** start of DATA LINES **
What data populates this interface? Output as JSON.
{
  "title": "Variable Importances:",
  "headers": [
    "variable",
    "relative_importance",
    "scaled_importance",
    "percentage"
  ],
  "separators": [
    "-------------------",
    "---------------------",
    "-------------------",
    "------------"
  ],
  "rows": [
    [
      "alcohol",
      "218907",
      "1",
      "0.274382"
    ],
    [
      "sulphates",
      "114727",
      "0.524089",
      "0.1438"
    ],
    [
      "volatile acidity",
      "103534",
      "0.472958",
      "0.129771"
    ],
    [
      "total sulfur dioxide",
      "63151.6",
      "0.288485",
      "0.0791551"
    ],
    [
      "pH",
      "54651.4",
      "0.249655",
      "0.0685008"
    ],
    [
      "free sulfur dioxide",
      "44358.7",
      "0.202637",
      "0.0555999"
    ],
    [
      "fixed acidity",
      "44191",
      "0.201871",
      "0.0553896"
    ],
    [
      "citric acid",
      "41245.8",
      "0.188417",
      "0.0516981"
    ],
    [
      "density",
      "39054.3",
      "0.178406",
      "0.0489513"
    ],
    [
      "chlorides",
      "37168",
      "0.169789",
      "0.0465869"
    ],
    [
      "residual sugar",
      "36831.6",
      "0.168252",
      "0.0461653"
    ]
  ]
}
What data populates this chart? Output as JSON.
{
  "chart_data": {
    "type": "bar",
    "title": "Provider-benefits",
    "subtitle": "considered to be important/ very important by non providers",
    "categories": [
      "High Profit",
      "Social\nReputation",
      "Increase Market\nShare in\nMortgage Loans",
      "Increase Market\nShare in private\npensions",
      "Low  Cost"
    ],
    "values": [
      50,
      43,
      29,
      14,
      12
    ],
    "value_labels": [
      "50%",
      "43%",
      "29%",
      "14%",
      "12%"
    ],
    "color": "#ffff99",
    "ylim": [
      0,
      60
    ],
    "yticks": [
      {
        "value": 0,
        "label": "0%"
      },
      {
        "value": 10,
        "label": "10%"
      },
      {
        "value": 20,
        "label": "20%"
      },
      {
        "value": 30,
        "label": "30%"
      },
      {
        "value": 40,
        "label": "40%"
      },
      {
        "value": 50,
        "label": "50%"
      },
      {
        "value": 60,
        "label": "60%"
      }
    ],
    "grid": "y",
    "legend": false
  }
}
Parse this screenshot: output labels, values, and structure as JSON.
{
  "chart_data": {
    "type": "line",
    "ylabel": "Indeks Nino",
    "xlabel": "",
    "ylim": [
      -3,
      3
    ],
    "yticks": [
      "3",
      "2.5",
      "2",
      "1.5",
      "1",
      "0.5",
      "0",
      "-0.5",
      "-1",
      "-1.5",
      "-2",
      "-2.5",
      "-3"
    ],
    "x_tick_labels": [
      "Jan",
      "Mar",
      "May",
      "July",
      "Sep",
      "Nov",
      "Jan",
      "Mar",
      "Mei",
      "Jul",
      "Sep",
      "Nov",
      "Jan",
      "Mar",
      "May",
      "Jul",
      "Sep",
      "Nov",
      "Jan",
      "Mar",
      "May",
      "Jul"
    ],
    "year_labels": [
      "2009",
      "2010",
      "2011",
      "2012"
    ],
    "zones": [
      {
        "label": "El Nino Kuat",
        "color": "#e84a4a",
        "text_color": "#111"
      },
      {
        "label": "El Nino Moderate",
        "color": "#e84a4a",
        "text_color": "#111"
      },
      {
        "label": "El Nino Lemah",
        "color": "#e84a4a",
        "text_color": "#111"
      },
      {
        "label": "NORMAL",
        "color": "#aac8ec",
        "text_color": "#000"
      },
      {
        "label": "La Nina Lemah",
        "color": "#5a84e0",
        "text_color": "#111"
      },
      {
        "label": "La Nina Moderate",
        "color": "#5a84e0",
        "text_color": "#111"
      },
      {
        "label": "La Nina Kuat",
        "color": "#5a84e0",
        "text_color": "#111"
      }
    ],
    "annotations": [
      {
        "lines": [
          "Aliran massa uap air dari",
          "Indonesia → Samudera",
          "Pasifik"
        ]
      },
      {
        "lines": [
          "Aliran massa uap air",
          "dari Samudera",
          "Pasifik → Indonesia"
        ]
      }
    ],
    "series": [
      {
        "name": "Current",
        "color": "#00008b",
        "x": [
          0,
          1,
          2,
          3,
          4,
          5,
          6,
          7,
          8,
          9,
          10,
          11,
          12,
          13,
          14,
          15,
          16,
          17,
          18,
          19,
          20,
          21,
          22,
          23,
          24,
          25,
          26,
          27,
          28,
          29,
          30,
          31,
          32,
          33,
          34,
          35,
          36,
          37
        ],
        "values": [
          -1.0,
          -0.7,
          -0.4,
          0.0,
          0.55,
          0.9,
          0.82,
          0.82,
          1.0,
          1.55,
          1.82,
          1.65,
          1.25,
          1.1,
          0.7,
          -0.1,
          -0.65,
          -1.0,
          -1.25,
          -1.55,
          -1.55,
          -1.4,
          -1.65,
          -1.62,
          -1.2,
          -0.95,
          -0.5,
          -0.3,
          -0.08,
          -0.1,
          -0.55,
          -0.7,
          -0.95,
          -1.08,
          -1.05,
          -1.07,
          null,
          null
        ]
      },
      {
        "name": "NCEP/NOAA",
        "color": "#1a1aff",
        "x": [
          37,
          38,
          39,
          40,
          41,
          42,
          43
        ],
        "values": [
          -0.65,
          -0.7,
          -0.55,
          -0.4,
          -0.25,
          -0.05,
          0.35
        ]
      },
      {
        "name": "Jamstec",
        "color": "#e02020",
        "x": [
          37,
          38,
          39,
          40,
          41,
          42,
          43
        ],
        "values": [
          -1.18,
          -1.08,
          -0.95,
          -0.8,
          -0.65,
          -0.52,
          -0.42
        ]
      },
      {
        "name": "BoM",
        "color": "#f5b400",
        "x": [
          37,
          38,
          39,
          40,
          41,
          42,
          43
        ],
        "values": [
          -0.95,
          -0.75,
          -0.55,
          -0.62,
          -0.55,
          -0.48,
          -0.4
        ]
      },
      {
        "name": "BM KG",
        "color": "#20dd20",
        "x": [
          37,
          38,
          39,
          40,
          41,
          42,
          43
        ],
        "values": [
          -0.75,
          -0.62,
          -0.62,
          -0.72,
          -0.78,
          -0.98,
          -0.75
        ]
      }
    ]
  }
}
** end of DATA LINES **
◆ PROMPT: Write the material out again in its entirety, exactly as shown.

◆ REPLY:
What data populates this interface? Output as JSON.
{
  "title": "Variable Importances:",
  "headers": [
    "variable",
    "relative_importance",
    "scaled_importance",
    "percentage"
  ],
  "separators": [
    "-------------------",
    "---------------------",
    "-------------------",
    "------------"
  ],
  "rows": [
    [
      "alcohol",
      "218907",
      "1",
      "0.274382"
    ],
    [
      "sulphates",
      "114727",
      "0.524089",
      "0.1438"
    ],
    [
      "volatile acidity",
      "103534",
      "0.472958",
      "0.129771"
    ],
    [
      "total sulfur dioxide",
      "63151.6",
      "0.288485",
      "0.0791551"
    ],
    [
      "pH",
      "54651.4",
      "0.249655",
      "0.0685008"
    ],
    [
      "free sulfur dioxide",
      "44358.7",
      "0.202637",
      "0.0555999"
    ],
    [
      "fixed acidity",
      "44191",
      "0.201871",
      "0.0553896"
    ],
    [
      "citric acid",
      "41245.8",
      "0.188417",
      "0.0516981"
    ],
    [
      "density",
      "39054.3",
      "0.178406",
      "0.0489513"
    ],
    [
      "chlorides",
      "37168",
      "0.169789",
      "0.0465869"
    ],
    [
      "residual sugar",
      "36831.6",
      "0.168252",
      "0.0461653"
    ]
  ]
}
What data populates this chart? Output as JSON.
{
  "chart_data": {
    "type": "bar",
    "title": "Provider-benefits",
    "subtitle": "considered to be important/ very important by non providers",
    "categories": [
      "High Profit",
      "Social\nReputation",
      "Increase Market\nShare in\nMortgage Loans",
      "Increase Market\nShare in private\npensions",
      "Low  Cost"
    ],
    "values": [
      50,
      43,
      29,
      14,
      12
    ],
    "value_labels": [
      "50%",
      "43%",
      "29%",
      "14%",
      "12%"
    ],
    "color": "#ffff99",
    "ylim": [
      0,
      60
    ],
    "yticks": [
      {
        "value": 0,
        "label": "0%"
      },
      {
        "value": 10,
        "label": "10%"
      },
      {
        "value": 20,
        "label": "20%"
      },
      {
        "value": 30,
        "label": "30%"
      },
      {
        "value": 40,
        "label": "40%"
      },
      {
        "value": 50,
        "label": "50%"
      },
      {
        "value": 60,
        "label": "60%"
      }
    ],
    "grid": "y",
    "legend": false
  }
}
Parse this screenshot: output labels, values, and structure as JSON.
{
  "chart_data": {
    "type": "line",
    "ylabel": "Indeks Nino",
    "xlabel": "",
    "ylim": [
      -3,
      3
    ],
    "yticks": [
      "3",
      "2.5",
      "2",
      "1.5",
      "1",
      "0.5",
      "0",
      "-0.5",
      "-1",
      "-1.5",
      "-2",
      "-2.5",
      "-3"
    ],
    "x_tick_labels": [
      "Jan",
      "Mar",
      "May",
      "July",
      "Sep",
      "Nov",
      "Jan",
      "Mar",
      "Mei",
      "Jul",
      "Sep",
      "Nov",
      "Jan",
      "Mar",
      "May",
      "Jul",
      "Sep",
      "Nov",
      "Jan",
      "Mar",
      "May",
      "Jul"
    ],
    "year_labels": [
      "2009",
      "2010",
      "2011",
      "2012"
    ],
    "zones": [
      {
        "label": "El Nino Kuat",
        "color": "#e84a4a",
        "text_color": "#111"
      },
      {
        "label": "El Nino Moderate",
        "color": "#e84a4a",
        "text_color": "#111"
      },
      {
        "label": "El Nino Lemah",
        "color": "#e84a4a",
        "text_color": "#111"
      },
      {
        "label": "NORMAL",
        "color": "#aac8ec",
        "text_color": "#000"
      },
      {
        "label": "La Nina Lemah",
        "color": "#5a84e0",
        "text_color": "#111"
      },
      {
        "label": "La Nina Moderate",
        "color": "#5a84e0",
        "text_color": "#111"
      },
      {
        "label": "La Nina Kuat",
        "color": "#5a84e0",
        "text_color": "#111"
      }
    ],
    "annotations": [
      {
        "lines": [
          "Aliran massa uap air dari",
          "Indonesia → Samudera",
          "Pasifik"
        ]
      },
      {
        "lines": [
          "Aliran massa uap air",
          "dari Samudera",
          "Pasifik → Indonesia"
        ]
      }
    ],
    "series": [
      {
        "name": "Current",
        "color": "#00008b",
        "x": [
          0,
          1,
          2,
          3,
          4,
          5,
          6,
          7,
          8,
          9,
          10,
          11,
          12,
          13,
          14,
          15,
          16,
          17,
          18,
          19,
          20,
          21,
          22,
          23,
          24,
          25,
          26,
          27,
          28,
          29,
          30,
          31,
          32,
          33,
          34,
          35,
          36,
          37
        ],
        "values": [
          -1.0,
          -0.7,
          -0.4,
          0.0,
          0.55,
          0.9,
          0.82,
          0.82,
          1.0,
          1.55,
          1.82,
          1.65,
          1.25,
          1.1,
          0.7,
          -0.1,
          -0.65,
          -1.0,
          -1.25,
          -1.55,
          -1.55,
          -1.4,
          -1.65,
          -1.62,
          -1.2,
          -0.95,
          -0.5,
          -0.3,
          -0.08,
          -0.1,
          -0.55,
          -0.7,
          -0.95,
          -1.08,
          -1.05,
          -1.07,
          null,
          null
        ]
      },
      {
        "name": "NCEP/NOAA",
        "color": "#1a1aff",
        "x": [
          37,
          38,
          39,
          40,
          41,
          42,
          43
        ],
        "values": [
          -0.65,
          -0.7,
          -0.55,
          -0.4,
          -0.25,
          -0.05,
          0.35
        ]
      },
      {
        "name": "Jamstec",
        "color": "#e02020",
        "x": [
          37,
          38,
          39,
          40,
          41,
          42,
          43
        ],
        "values": [
          -1.18,
          -1.08,
          -0.95,
          -0.8,
          -0.65,
          -0.52,
          -0.42
        ]
      },
      {
        "name": "BoM",
        "color": "#f5b400",
        "x": [
          37,
          38,
          39,
          40,
          41,
          42,
          43
        ],
        "values": [
          -0.95,
          -0.75,
          -0.55,
          -0.62,
          -0.55,
          -0.48,
          -0.4
        ]
      },
      {
        "name": "BM KG",
        "color": "#20dd20",
        "x": [
          37,
          38,
          39,
          40,
          41,
          42,
          43
        ],
        "values": [
          -0.75,
          -0.62,
          -0.62,
          -0.72,
          -0.78,
          -0.98,
          -0.75
        ]
      }
    ]
  }
}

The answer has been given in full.